* _Given request_
Among the lines below, list those containing the string "public".

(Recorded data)
◆ ◆ ◆ ◆ ◆

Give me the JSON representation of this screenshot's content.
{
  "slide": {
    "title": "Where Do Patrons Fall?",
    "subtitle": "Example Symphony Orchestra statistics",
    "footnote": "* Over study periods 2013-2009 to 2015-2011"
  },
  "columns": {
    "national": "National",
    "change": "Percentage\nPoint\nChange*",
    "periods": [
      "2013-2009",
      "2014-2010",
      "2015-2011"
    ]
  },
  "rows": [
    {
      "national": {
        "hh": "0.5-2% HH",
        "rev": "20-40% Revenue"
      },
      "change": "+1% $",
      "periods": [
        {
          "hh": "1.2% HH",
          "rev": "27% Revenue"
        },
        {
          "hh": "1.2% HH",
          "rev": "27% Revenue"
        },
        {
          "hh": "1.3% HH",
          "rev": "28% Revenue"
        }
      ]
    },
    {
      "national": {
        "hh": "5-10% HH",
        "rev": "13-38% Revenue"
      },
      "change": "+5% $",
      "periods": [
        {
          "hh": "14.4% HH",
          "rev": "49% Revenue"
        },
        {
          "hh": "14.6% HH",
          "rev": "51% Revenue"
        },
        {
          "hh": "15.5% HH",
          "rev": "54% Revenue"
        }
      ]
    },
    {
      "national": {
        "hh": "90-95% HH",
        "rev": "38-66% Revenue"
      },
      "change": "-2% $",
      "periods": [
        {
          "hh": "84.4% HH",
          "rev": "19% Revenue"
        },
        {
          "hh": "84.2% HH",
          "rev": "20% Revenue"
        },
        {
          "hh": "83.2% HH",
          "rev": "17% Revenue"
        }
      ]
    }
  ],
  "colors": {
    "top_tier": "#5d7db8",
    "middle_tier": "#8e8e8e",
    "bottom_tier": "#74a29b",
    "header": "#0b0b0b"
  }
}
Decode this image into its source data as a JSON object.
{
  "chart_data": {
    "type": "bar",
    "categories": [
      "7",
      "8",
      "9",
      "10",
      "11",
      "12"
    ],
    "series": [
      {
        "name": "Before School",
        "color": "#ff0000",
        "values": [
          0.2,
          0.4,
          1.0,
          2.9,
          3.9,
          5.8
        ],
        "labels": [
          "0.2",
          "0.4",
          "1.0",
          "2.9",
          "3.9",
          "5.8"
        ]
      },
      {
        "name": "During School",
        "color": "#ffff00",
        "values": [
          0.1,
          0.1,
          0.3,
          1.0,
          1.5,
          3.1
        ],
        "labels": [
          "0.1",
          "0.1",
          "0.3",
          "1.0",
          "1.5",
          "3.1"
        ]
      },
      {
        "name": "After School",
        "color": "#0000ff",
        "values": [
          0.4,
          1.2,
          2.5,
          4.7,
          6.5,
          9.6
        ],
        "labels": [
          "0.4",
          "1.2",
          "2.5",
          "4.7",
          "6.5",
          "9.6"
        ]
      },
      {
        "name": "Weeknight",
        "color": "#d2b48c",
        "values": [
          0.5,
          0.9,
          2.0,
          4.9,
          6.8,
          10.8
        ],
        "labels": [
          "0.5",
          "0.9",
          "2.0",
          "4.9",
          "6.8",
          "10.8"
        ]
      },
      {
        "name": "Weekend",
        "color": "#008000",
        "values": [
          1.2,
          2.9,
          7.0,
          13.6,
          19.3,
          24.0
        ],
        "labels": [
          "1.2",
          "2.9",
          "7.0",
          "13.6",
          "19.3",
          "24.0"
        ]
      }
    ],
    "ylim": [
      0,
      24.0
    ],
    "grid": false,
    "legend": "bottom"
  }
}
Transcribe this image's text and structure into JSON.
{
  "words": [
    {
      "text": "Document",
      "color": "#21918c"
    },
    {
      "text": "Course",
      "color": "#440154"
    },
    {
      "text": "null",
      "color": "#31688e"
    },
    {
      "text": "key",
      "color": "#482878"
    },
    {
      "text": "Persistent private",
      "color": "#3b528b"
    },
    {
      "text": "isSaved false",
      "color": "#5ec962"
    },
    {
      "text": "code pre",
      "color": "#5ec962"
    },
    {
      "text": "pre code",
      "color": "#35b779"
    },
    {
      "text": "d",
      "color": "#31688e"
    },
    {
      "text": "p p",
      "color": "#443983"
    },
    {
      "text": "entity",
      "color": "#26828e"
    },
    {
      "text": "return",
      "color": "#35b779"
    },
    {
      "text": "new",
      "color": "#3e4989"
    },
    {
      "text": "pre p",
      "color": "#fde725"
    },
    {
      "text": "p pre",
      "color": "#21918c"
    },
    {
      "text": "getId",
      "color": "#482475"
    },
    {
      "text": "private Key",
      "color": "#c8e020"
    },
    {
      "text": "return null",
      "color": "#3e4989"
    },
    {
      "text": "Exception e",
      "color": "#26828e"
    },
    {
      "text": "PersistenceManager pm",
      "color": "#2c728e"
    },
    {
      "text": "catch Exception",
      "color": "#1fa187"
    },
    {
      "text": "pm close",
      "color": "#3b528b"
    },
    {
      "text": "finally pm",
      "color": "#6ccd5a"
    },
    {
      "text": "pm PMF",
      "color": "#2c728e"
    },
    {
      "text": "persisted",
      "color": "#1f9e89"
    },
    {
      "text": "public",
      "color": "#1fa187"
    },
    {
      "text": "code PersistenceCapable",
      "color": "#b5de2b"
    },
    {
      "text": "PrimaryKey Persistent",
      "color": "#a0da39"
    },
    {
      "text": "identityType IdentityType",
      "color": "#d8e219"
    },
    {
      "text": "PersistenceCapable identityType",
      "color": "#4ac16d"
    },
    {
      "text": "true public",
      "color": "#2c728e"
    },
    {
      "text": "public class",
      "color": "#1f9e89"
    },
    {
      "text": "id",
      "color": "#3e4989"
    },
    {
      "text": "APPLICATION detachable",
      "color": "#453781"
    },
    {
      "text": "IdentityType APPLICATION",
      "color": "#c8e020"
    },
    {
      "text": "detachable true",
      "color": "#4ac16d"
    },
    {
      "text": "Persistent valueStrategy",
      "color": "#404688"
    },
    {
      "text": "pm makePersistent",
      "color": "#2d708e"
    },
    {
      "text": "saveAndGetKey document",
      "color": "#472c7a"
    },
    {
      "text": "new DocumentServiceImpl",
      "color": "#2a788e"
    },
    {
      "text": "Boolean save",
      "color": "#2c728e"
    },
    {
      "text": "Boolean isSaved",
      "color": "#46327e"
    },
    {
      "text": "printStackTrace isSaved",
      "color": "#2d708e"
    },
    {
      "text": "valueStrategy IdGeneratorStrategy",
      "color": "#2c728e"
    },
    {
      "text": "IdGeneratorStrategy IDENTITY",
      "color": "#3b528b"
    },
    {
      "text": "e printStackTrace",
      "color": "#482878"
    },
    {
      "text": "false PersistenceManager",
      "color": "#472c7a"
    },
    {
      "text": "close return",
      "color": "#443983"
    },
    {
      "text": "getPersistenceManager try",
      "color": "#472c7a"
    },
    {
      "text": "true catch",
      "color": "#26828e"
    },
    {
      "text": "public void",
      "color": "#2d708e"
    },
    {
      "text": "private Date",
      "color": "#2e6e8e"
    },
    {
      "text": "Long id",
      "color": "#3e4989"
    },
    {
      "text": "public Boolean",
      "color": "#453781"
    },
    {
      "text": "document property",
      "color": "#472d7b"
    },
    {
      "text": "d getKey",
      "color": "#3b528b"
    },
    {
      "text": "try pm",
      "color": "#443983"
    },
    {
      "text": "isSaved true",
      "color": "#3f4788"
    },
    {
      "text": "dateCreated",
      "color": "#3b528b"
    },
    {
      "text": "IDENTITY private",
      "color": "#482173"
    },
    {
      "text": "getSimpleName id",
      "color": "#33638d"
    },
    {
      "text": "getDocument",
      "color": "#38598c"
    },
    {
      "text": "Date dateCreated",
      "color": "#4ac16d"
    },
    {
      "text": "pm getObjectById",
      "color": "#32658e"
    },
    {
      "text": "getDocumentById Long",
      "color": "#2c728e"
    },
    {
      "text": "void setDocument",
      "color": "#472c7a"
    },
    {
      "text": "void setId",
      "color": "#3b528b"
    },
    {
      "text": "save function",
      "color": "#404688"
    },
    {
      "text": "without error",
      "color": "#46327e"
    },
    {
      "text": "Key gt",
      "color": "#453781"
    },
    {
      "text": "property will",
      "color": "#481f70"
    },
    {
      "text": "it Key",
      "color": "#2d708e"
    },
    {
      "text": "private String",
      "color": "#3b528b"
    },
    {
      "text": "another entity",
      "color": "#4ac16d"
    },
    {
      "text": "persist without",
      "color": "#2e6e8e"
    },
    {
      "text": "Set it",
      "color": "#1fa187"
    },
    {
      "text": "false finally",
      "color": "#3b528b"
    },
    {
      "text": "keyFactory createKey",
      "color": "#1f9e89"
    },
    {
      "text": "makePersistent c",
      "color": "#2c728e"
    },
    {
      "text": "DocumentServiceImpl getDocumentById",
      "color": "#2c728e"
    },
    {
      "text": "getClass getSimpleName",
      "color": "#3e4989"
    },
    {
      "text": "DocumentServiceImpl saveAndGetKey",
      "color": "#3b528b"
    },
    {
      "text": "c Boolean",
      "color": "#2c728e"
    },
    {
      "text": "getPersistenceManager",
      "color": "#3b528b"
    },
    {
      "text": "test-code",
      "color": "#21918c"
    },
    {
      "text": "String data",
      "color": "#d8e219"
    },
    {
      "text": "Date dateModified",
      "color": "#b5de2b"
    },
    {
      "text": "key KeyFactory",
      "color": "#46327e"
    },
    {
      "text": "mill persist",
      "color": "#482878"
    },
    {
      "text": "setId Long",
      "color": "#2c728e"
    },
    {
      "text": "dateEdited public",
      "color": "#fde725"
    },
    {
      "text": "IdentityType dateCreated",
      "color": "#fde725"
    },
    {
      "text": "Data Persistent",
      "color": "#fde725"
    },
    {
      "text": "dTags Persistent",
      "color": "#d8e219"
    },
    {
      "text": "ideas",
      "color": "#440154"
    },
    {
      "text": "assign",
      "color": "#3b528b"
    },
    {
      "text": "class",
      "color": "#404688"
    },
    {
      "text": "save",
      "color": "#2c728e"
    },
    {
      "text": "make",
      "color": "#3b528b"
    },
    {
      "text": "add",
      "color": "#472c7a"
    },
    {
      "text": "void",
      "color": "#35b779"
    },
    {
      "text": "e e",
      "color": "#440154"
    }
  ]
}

◆ ◆ ◆ ◆ ◆

* _Solution for this problem_
      "text": "public",
      "text": "true public",
      "text": "public class",
      "text": "public void",
      "text": "public Boolean",
      "text": "dateEdited public",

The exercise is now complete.